▶ [DIRECTIONS] Transcribe each record below word for word.

▶ [DATA EXTRACT]
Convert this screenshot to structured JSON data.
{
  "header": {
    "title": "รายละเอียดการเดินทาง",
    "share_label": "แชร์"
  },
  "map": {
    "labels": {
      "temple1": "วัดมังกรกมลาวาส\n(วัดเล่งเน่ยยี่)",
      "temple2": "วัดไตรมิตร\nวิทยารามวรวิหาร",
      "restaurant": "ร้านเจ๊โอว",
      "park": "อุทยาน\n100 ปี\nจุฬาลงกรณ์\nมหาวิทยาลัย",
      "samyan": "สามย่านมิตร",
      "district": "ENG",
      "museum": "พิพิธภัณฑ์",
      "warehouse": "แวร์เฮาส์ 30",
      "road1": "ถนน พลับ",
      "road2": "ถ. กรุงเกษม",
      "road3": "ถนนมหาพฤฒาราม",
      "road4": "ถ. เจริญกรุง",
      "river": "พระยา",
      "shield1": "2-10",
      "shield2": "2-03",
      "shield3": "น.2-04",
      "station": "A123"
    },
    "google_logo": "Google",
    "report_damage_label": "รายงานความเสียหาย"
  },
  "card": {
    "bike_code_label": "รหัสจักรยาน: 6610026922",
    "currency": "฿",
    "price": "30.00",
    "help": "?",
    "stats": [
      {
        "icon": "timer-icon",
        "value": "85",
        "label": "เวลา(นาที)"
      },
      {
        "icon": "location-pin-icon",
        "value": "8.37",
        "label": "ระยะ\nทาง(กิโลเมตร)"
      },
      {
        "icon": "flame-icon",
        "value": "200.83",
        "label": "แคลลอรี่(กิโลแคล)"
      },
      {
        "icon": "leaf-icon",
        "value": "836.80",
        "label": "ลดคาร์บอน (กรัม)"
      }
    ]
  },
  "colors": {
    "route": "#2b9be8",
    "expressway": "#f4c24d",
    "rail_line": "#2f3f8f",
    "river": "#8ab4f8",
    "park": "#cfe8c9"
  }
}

▶ [EXERCISE RESULT]
Convert this screenshot to structured JSON data.
{
  "header": {
    "title": "รายละเอียดการเดินทาง",
    "share_label": "แชร์"
  },
  "map": {
    "labels": {
      "temple1": "วัดมังกรกมลาวาส\n(วัดเล่งเน่ยยี่)",
      "temple2": "วัดไตรมิตร\nวิทยารามวรวิหาร",
      "restaurant": "ร้านเจ๊โอว",
      "park": "อุทยาน\n100 ปี\nจุฬาลงกรณ์\nมหาวิทยาลัย",
      "samyan": "สามย่านมิตร",
      "district": "ENG",
      "museum": "พิพิธภัณฑ์",
      "warehouse": "แวร์เฮาส์ 30",
      "road1": "ถนน พลับ",
      "road2": "ถ. กรุงเกษม",
      "road3": "ถนนมหาพฤฒาราม",
      "road4": "ถ. เจริญกรุง",
      "river": "พระยา",
      "shield1": "2-10",
      "shield2": "2-03",
      "shield3": "น.2-04",
      "station": "A123"
    },
    "google_logo": "Google",
    "report_damage_label": "รายงานความเสียหาย"
  },
  "card": {
    "bike_code_label": "รหัสจักรยาน: 6610026922",
    "currency": "฿",
    "price": "30.00",
    "help": "?",
    "stats": [
      {
        "icon": "timer-icon",
        "value": "85",
        "label": "เวลา(นาที)"
      },
      {
        "icon": "location-pin-icon",
        "value": "8.37",
        "label": "ระยะ\nทาง(กิโลเมตร)"
      },
      {
        "icon": "flame-icon",
        "value": "200.83",
        "label": "แคลลอรี่(กิโลแคล)"
      },
      {
        "icon": "leaf-icon",
        "value": "836.80",
        "label": "ลดคาร์บอน (กรัม)"
      }
    ]
  },
  "colors": {
    "route": "#2b9be8",
    "expressway": "#f4c24d",
    "rail_line": "#2f3f8f",
    "river": "#8ab4f8",
    "park": "#cfe8c9"
  }
}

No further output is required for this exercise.